* YOUR TASK:
Go through the records underneath and write each one out again exactly.

━━ EXCERPTED RECORDS ━━

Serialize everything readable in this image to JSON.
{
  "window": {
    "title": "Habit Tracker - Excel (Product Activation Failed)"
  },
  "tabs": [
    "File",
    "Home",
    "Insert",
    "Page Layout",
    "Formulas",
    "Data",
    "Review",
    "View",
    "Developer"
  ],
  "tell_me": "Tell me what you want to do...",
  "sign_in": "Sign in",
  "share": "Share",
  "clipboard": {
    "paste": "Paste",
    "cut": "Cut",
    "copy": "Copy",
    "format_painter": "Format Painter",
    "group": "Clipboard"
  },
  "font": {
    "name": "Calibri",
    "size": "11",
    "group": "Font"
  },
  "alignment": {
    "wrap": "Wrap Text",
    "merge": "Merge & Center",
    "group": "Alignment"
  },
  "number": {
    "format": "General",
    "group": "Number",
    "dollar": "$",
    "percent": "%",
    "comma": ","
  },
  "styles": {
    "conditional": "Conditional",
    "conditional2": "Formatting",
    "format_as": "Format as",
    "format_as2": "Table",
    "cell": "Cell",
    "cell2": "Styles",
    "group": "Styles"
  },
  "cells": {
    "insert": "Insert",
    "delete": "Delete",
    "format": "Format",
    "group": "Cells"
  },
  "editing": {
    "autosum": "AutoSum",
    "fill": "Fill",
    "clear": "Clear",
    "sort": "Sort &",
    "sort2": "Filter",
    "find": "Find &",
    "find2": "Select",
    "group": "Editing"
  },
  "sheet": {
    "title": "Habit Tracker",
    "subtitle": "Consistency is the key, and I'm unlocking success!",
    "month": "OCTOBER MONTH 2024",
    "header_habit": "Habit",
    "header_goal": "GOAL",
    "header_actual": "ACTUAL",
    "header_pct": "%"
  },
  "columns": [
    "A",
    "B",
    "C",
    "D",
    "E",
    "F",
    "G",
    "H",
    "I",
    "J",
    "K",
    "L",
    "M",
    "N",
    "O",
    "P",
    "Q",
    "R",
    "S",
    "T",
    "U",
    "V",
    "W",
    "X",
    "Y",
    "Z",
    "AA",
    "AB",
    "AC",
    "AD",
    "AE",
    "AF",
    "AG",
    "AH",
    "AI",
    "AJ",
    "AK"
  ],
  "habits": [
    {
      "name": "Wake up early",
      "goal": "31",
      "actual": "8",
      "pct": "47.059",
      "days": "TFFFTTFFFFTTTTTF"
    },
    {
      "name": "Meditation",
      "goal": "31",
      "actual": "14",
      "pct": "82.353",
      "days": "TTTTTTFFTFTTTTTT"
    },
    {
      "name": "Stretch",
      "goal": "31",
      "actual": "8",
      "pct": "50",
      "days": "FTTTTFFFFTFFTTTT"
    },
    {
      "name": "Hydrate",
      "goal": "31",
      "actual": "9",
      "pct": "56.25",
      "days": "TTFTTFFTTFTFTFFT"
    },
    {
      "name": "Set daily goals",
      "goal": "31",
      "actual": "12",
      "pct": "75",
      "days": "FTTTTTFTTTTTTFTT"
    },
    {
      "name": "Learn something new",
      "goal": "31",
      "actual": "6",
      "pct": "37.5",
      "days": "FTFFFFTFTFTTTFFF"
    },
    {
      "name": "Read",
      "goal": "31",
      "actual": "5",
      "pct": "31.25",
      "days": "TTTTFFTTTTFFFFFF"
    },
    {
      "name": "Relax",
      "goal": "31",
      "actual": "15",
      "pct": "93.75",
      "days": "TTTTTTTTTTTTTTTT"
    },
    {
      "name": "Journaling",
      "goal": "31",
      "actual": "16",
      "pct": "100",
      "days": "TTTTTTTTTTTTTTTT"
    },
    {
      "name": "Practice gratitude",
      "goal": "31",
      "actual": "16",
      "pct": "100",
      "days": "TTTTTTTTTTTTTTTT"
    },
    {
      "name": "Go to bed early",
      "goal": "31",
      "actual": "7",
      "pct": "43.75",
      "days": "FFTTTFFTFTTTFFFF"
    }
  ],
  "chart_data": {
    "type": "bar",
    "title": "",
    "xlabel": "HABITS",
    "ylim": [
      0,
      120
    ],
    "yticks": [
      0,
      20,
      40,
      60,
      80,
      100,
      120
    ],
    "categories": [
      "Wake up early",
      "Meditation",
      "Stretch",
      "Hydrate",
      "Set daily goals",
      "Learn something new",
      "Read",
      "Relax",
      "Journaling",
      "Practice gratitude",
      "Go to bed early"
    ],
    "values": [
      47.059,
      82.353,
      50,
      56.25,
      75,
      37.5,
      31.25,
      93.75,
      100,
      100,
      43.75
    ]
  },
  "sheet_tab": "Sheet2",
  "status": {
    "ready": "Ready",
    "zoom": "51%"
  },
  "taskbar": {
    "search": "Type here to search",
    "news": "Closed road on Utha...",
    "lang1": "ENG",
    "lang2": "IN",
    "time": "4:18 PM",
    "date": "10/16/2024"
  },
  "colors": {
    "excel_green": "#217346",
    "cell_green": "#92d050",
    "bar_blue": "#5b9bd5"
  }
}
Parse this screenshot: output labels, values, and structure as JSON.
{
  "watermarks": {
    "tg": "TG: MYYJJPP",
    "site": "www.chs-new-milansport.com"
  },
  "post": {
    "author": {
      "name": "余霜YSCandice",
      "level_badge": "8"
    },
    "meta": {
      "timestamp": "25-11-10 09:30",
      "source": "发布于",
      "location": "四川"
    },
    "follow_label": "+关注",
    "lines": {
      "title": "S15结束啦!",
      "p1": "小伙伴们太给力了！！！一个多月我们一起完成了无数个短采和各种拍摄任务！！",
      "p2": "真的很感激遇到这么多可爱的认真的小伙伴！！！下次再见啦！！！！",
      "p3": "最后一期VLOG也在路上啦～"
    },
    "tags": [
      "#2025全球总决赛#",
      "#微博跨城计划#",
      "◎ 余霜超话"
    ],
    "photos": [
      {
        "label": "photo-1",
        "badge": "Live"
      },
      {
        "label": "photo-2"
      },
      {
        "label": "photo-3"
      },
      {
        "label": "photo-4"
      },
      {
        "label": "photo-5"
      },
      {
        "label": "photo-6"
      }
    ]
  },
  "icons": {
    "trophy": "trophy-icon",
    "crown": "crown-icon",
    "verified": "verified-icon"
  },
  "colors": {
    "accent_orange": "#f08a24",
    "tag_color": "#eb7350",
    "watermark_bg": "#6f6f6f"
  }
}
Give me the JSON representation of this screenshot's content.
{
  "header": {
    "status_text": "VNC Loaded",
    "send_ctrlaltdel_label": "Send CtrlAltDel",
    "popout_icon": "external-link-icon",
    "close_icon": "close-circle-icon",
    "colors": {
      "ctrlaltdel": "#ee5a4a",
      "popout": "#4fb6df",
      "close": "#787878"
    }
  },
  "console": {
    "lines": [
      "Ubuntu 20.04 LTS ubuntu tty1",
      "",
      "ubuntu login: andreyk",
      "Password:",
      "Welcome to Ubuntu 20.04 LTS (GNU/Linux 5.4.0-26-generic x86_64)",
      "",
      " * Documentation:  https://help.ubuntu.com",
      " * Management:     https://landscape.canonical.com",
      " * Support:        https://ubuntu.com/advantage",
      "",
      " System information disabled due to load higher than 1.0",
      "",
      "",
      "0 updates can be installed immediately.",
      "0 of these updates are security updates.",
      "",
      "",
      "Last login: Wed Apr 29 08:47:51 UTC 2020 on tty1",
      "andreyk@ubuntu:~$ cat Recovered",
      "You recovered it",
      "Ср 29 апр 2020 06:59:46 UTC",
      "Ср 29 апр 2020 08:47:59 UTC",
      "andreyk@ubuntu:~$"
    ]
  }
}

━━━

* TASK ANSWER:
Serialize everything readable in this image to JSON.
{
  "window": {
    "title": "Habit Tracker - Excel (Product Activation Failed)"
  },
  "tabs": [
    "File",
    "Home",
    "Insert",
    "Page Layout",
    "Formulas",
    "Data",
    "Review",
    "View",
    "Developer"
  ],
  "tell_me": "Tell me what you want to do...",
  "sign_in": "Sign in",
  "share": "Share",
  "clipboard": {
    "paste": "Paste",
    "cut": "Cut",
    "copy": "Copy",
    "format_painter": "Format Painter",
    "group": "Clipboard"
  },
  "font": {
    "name": "Calibri",
    "size": "11",
    "group": "Font"
  },
  "alignment": {
    "wrap": "Wrap Text",
    "merge": "Merge & Center",
    "group": "Alignment"
  },
  "number": {
    "format": "General",
    "group": "Number",
    "dollar": "$",
    "percent": "%",
    "comma": ","
  },
  "styles": {
    "conditional": "Conditional",
    "conditional2": "Formatting",
    "format_as": "Format as",
    "format_as2": "Table",
    "cell": "Cell",
    "cell2": "Styles",
    "group": "Styles"
  },
  "cells": {
    "insert": "Insert",
    "delete": "Delete",
    "format": "Format",
    "group": "Cells"
  },
  "editing": {
    "autosum": "AutoSum",
    "fill": "Fill",
    "clear": "Clear",
    "sort": "Sort &",
    "sort2": "Filter",
    "find": "Find &",
    "find2": "Select",
    "group": "Editing"
  },
  "sheet": {
    "title": "Habit Tracker",
    "subtitle": "Consistency is the key, and I'm unlocking success!",
    "month": "OCTOBER MONTH 2024",
    "header_habit": "Habit",
    "header_goal": "GOAL",
    "header_actual": "ACTUAL",
    "header_pct": "%"
  },
  "columns": [
    "A",
    "B",
    "C",
    "D",
    "E",
    "F",
    "G",
    "H",
    "I",
    "J",
    "K",
    "L",
    "M",
    "N",
    "O",
    "P",
    "Q",
    "R",
    "S",
    "T",
    "U",
    "V",
    "W",
    "X",
    "Y",
    "Z",
    "AA",
    "AB",
    "AC",
    "AD",
    "AE",
    "AF",
    "AG",
    "AH",
    "AI",
    "AJ",
    "AK"
  ],
  "habits": [
    {
      "name": "Wake up early",
      "goal": "31",
      "actual": "8",
      "pct": "47.059",
      "days": "TFFFTTFFFFTTTTTF"
    },
    {
      "name": "Meditation",
      "goal": "31",
      "actual": "14",
      "pct": "82.353",
      "days": "TTTTTTFFTFTTTTTT"
    },
    {
      "name": "Stretch",
      "goal": "31",
      "actual": "8",
      "pct": "50",
      "days": "FTTTTFFFFTFFTTTT"
    },
    {
      "name": "Hydrate",
      "goal": "31",
      "actual": "9",
      "pct": "56.25",
      "days": "TTFTTFFTTFTFTFFT"
    },
    {
      "name": "Set daily goals",
      "goal": "31",
      "actual": "12",
      "pct": "75",
      "days": "FTTTTTFTTTTTTFTT"
    },
    {
      "name": "Learn something new",
      "goal": "31",
      "actual": "6",
      "pct": "37.5",
      "days": "FTFFFFTFTFTTTFFF"
    },
    {
      "name": "Read",
      "goal": "31",
      "actual": "5",
      "pct": "31.25",
      "days": "TTTTFFTTTTFFFFFF"
    },
    {
      "name": "Relax",
      "goal": "31",
      "actual": "15",
      "pct": "93.75",
      "days": "TTTTTTTTTTTTTTTT"
    },
    {
      "name": "Journaling",
      "goal": "31",
      "actual": "16",
      "pct": "100",
      "days": "TTTTTTTTTTTTTTTT"
    },
    {
      "name": "Practice gratitude",
      "goal": "31",
      "actual": "16",
      "pct": "100",
      "days": "TTTTTTTTTTTTTTTT"
    },
    {
      "name": "Go to bed early",
      "goal": "31",
      "actual": "7",
      "pct": "43.75",
      "days": "FFTTTFFTFTTTFFFF"
    }
  ],
  "chart_data": {
    "type": "bar",
    "title": "",
    "xlabel": "HABITS",
    "ylim": [
      0,
      120
    ],
    "yticks": [
      0,
      20,
      40,
      60,
      80,
      100,
      120
    ],
    "categories": [
      "Wake up early",
      "Meditation",
      "Stretch",
      "Hydrate",
      "Set daily goals",
      "Learn something new",
      "Read",
      "Relax",
      "Journaling",
      "Practice gratitude",
      "Go to bed early"
    ],
    "values": [
      47.059,
      82.353,
      50,
      56.25,
      75,
      37.5,
      31.25,
      93.75,
      100,
      100,
      43.75
    ]
  },
  "sheet_tab": "Sheet2",
  "status": {
    "ready": "Ready",
    "zoom": "51%"
  },
  "taskbar": {
    "search": "Type here to search",
    "news": "Closed road on Utha...",
    "lang1": "ENG",
    "lang2": "IN",
    "time": "4:18 PM",
    "date": "10/16/2024"
  },
  "colors": {
    "excel_green": "#217346",
    "cell_green": "#92d050",
    "bar_blue": "#5b9bd5"
  }
}
Parse this screenshot: output labels, values, and structure as JSON.
{
  "watermarks": {
    "tg": "TG: MYYJJPP",
    "site": "www.chs-new-milansport.com"
  },
  "post": {
    "author": {
      "name": "余霜YSCandice",
      "level_badge": "8"
    },
    "meta": {
      "timestamp": "25-11-10 09:30",
      "source": "发布于",
      "location": "四川"
    },
    "follow_label": "+关注",
    "lines": {
      "title": "S15结束啦!",
      "p1": "小伙伴们太给力了！！！一个多月我们一起完成了无数个短采和各种拍摄任务！！",
      "p2": "真的很感激遇到这么多可爱的认真的小伙伴！！！下次再见啦！！！！",
      "p3": "最后一期VLOG也在路上啦～"
    },
    "tags": [
      "#2025全球总决赛#",
      "#微博跨城计划#",
      "◎ 余霜超话"
    ],
    "photos": [
      {
        "label": "photo-1",
        "badge": "Live"
      },
      {
        "label": "photo-2"
      },
      {
        "label": "photo-3"
      },
      {
        "label": "photo-4"
      },
      {
        "label": "photo-5"
      },
      {
        "label": "photo-6"
      }
    ]
  },
  "icons": {
    "trophy": "trophy-icon",
    "crown": "crown-icon",
    "verified": "verified-icon"
  },
  "colors": {
    "accent_orange": "#f08a24",
    "tag_color": "#eb7350",
    "watermark_bg": "#6f6f6f"
  }
}
Give me the JSON representation of this screenshot's content.
{
  "header": {
    "status_text": "VNC Loaded",
    "send_ctrlaltdel_label": "Send CtrlAltDel",
    "popout_icon": "external-link-icon",
    "close_icon": "close-circle-icon",
    "colors": {
      "ctrlaltdel": "#ee5a4a",
      "popout": "#4fb6df",
      "close": "#787878"
    }
  },
  "console": {
    "lines": [
      "Ubuntu 20.04 LTS ubuntu tty1",
      "",
      "ubuntu login: andreyk",
      "Password:",
      "Welcome to Ubuntu 20.04 LTS (GNU/Linux 5.4.0-26-generic x86_64)",
      "",
      " * Documentation:  https://help.ubuntu.com",
      " * Management:     https://landscape.canonical.com",
      " * Support:        https://ubuntu.com/advantage",
      "",
      " System information disabled due to load higher than 1.0",
      "",
      "",
      "0 updates can be installed immediately.",
      "0 of these updates are security updates.",
      "",
      "",
      "Last login: Wed Apr 29 08:47:51 UTC 2020 on tty1",
      "andreyk@ubuntu:~$ cat Recovered",
      "You recovered it",
      "Ср 29 апр 2020 06:59:46 UTC",
      "Ср 29 апр 2020 08:47:59 UTC",
      "andreyk@ubuntu:~$"
    ]
  }
}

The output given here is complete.